------ INPUT RECORDS ------

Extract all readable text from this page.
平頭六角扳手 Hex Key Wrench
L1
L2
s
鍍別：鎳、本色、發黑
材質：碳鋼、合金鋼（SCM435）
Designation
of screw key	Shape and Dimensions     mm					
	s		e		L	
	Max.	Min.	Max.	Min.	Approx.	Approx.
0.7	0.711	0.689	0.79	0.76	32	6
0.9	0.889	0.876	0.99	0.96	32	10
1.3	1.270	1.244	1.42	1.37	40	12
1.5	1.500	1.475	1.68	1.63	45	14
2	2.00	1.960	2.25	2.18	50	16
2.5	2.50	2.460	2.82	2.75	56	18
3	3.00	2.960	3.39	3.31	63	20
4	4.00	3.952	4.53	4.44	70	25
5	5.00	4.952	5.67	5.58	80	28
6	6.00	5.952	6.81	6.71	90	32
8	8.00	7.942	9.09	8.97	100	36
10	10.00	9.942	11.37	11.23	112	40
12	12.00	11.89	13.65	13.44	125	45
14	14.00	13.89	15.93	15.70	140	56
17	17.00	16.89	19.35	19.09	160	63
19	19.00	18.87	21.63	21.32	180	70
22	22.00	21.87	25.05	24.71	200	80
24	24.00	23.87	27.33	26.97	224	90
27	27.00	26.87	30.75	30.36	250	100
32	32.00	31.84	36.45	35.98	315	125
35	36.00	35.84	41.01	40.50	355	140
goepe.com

------
------ INPUT RECORDS ------

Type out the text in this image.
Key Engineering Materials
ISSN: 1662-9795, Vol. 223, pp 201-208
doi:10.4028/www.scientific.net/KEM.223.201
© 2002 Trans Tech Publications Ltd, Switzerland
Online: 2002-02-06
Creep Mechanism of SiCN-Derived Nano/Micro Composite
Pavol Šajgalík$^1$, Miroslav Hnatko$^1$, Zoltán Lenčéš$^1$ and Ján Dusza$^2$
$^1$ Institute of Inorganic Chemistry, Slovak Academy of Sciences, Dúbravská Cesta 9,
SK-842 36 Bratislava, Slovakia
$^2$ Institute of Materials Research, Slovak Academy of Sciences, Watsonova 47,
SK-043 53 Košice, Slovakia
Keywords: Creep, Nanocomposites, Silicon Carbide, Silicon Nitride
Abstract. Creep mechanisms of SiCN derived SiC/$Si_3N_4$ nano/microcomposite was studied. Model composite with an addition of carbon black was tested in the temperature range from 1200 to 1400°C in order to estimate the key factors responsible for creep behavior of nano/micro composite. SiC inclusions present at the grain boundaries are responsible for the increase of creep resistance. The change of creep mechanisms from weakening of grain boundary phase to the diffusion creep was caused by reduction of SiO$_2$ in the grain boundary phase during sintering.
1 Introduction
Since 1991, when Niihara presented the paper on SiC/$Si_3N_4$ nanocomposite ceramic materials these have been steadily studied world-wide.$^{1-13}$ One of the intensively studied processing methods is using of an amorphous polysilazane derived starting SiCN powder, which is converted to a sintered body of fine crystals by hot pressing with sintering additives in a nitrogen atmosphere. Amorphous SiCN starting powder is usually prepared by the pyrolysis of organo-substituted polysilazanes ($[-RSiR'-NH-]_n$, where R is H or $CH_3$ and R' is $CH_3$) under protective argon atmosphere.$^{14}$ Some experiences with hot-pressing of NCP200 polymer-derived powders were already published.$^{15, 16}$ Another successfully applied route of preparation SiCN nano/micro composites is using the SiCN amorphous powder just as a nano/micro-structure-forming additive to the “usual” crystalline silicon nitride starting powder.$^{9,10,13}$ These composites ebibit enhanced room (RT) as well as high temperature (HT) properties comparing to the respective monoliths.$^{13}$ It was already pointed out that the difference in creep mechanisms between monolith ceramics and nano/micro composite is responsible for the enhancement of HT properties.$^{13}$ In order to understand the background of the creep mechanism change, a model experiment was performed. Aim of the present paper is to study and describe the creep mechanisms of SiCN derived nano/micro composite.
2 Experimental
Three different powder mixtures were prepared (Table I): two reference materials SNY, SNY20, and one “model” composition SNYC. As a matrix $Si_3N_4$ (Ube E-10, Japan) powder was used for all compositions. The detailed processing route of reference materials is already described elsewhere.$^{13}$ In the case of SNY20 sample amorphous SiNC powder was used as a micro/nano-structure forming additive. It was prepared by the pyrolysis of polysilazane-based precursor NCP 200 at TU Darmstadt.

------

Pick out every line of the listing containing the word "Sciences", and show those lines.

$^1$ Institute of Inorganic Chemistry, Slovak Academy of Sciences, Dúbravská Cesta 9,
$^2$ Institute of Materials Research, Slovak Academy of Sciences, Watsonova 47,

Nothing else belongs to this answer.